• **BLOC DE TEXTE**
--- --- ---

Numéro 21Droit animalierRappel de la singularité de la Déclaration européenne des droits de l’animal et appel à la soutenir en conséquence

Jean Pierre Marguénaud15 octobre 20256 min

Dévoilée à Strasbourg le 29 janvier 2025 par  sa Maire Jeanne Barseghian puis  proclamée  du 17 au 28 février 2025 dans une douzaine de lieux publics et privés à Toulouse, Nice, Landerneau, Brive, Les Pennes Mirabeau, Annecy, au Palais du Luxembourg  à Toulon et ailleurs, la Déclaration européenne des droits de l’animal  a  franchi une nouvelle étape le 4 octobre 2025  à la Maison de l’Animal du Jardin de Bercy puisque sa version affinée y a été proclamée et signée au nom de la Ville de Paris.

En cette solennelle occasion magistralement orchestrée  par Christophe Nadjovski Adjoint à la Maire de Paris, sa Cheffe de cabinet Manon Thore et  Emmanuelle Pierre-Marie, Maire du 12ème arrondissement, un rappel de l’originalité de la démarche enclenchée par les rédacteurs de la DEDA et un appel à la soutenir de plus en plus vigoureusement ont été exprimés en des termes qui sont ici à peu près répliqués.

Au point de départ de la DEDA,  il y a ce constat que les Droits de l’Homme mis en exergue par la  Déclaration universelle du 10 décembre 1948 seraient restés théoriques et illusoires si elle n’avait pas été relayée par les Pactes de New-York du 10 décembre 1966 et surtout par une déclinaison européenne, la Convention européenne des droits de l’homme du 4 novembre 1950 interprétée par la Cour européenne des droits de l’homme qui, depuis 1959, se bat sans relâche pour les rendre concrets et effectifs.

En 1978, les droits de l’animal ont bénéficié à leur tour d’une Déclaration universelle semblablement dépourvue de force juridique mais, en revanche, jamais équipée d’un  relais vers l’effectivité. En conséquence, les droits de l’animal sont restés tellement théoriques, tellement illusoires, que les doigts des deux mains pourraient suffire pour compter les animaux ayant été, à travers le monde entier, officiellement  déclarés titulaires de véritables droits.

Dans ces conditions désolantes, un groupe d’une petite dizaine d’universitaires exclusivement  juristes qui n’ont pas la moindre  prétention de connaître mieux les animaux que celles et  ceux qui les soignent et les étudient de près mais qui  sont enclins à se laisser bercer par l’illusion de savoir à peu près de quoi ils parlent lorsqu’il s’agit d’améliorer leur protection juridique, se sont mis en tête  de construire une passerelle, d’ouvrir un chemin  pour que les droits de l’animal cessent d’être théoriques et illusoires pour devenir à leur tour, un peu plus concrets et effectifs.

--- --- ---

• **DONNÉES BRUTES**
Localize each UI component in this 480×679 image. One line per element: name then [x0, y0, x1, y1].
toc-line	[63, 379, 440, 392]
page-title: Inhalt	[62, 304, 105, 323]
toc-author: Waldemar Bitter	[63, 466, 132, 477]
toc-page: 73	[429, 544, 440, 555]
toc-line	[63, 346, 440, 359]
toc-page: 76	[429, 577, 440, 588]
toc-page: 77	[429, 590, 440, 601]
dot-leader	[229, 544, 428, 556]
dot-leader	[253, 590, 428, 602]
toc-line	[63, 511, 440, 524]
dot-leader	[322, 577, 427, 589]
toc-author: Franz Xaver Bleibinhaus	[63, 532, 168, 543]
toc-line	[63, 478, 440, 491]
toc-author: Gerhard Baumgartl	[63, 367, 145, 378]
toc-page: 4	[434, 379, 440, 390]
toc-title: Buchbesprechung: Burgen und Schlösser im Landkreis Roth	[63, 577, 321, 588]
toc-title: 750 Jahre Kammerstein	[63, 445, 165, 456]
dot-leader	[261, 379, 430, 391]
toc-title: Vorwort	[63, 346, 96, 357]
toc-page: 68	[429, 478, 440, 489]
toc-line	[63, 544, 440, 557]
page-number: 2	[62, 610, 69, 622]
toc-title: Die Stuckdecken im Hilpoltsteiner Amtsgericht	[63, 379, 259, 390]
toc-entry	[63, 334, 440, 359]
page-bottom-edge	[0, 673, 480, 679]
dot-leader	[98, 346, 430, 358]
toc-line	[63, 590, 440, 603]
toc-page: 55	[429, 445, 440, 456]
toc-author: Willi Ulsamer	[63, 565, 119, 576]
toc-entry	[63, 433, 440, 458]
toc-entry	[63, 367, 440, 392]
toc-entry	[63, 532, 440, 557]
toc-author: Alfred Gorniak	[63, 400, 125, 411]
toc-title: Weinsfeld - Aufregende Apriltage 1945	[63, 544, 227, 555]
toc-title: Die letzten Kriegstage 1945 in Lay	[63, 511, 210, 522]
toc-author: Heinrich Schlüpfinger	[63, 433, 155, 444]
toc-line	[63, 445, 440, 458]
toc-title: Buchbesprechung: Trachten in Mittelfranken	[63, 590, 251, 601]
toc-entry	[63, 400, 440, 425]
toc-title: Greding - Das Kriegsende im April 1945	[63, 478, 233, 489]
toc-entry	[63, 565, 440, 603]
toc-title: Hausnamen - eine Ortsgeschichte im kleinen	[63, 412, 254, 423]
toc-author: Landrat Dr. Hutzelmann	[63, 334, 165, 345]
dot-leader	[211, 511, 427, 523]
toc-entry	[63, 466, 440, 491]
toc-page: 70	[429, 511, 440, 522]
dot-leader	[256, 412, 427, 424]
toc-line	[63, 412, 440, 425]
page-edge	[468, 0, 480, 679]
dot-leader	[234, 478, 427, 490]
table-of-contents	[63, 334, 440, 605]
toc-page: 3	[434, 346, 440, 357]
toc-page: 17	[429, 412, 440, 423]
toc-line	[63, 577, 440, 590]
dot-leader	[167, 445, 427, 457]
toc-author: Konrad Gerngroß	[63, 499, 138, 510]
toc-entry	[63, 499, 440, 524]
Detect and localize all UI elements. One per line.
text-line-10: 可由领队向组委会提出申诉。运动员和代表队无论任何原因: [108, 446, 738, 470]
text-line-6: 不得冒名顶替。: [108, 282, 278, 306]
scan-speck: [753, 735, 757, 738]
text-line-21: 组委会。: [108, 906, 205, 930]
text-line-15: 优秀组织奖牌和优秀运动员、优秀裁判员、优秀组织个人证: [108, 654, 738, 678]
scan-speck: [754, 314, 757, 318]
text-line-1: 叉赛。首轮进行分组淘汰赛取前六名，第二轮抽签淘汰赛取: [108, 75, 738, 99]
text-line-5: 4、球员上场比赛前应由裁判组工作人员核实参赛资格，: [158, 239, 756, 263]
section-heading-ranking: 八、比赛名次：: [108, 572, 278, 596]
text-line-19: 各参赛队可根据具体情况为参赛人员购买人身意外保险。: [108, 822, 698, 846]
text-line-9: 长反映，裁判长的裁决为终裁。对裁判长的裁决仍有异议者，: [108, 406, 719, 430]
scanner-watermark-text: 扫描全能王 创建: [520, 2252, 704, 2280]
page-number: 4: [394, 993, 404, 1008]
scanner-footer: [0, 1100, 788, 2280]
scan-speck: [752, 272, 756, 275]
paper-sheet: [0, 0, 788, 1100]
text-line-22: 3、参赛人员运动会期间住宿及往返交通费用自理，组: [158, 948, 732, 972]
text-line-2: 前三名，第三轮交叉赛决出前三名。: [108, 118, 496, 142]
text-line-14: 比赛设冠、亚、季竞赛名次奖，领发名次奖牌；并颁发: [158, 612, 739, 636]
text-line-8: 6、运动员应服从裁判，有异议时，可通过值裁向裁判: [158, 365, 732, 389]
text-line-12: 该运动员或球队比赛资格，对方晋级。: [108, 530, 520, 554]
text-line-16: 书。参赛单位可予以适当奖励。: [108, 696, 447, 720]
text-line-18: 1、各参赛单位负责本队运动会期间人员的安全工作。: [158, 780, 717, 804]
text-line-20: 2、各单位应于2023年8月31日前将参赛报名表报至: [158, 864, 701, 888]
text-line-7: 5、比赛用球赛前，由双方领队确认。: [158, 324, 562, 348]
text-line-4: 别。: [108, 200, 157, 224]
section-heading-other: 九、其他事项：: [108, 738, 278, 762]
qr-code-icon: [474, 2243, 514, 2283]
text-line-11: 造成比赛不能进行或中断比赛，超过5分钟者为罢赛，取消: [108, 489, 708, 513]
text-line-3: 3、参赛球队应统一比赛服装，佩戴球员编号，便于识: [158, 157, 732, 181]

--- --- ---

• **SÉRIE D'EXERCICES**
1. Dans le texte sur la Déclaration européenne des droits de l'animal, résumez sous forme de liste le paragraphe qui commence par « En 1978, les droits de l'animal » en conservant ses faits essentiels.
2. Poursuivez le texte sur la Déclaration européenne des droits de l'animal à partir de sa dernière phrase.

• **LISTE DES RÉPONSES**
1.
- En 1978, les droits de l'animal ont reçu une Déclaration universelle, elle aussi dépourvue de force juridique.
- À la différence de la Déclaration de 1948, elle n'a jamais été dotée d'un relais vers l'effectivité.
- Ces droits sont donc restés théoriques et illusoires.
- Dans le monde entier, les animaux officiellement déclarés titulaires de véritables droits se comptent sur les doigts des deux mains.

2.
Le plus sûr moyen d’y parvenir eût été, bien entendu, d’élaborer une Convention européenne des droits de l’animal  sur le modèle de la Convention européenne des droits de l’homme. Malheureusement, il n’y a de convention qu’élaborée, signée et ratifiée par des États sur lesquels il faudrait être en mesure d’exercer une influence politique. Or, parmi les 9 juristes chercheurs d’effectivité des droits de l’animal, un seul  a une expérience politique : Jacques Leroy, conseiller municipal  de la ville de Jargeau, dans le Loiret, située à 10 mètres au sud de la Loire. Aussi, avec le sens inné du ridicule qui nous caractérise,  avons-nous  immédiatement compris que nous n’étions pas assez bien équipés pour entreprendre la construction d’une Convention européenne des droits de l’animal.

Nous avons donc réduit notre ambition à une Déclaration européenne des droits de l’animal qui ne serait pas un nouveau catalogue de droits d’autant plus tonitruant que les perspectives de les rendre concrets et effectifs resteraient amorphes. Sur ses 14 articles, 5  traduisent au contraire une obsession de l’effectivité des droits de l’animal par des moyens tels que la reconnaissance d’une personnalité juridique sui generis, la mise en place d’une autorité administrative indépendante dénommée Défenseur des Animaux naguère préconisée par Robert Badinter, l’éducation et la formation.  Dans ces conditions, la critique selon laquelle la DEDA ne serait pas véritablement une déclaration des droits de l’animal se retournerait aussitôt  en reconnaissance de sa singularité : elle se veut d’abord boîte à outils juridiques pour forger petit à petit  en faveur des animaux de véritables droits qui ne seraient pas voués à s’abrutir indéfiniment dans les illusions théoriques.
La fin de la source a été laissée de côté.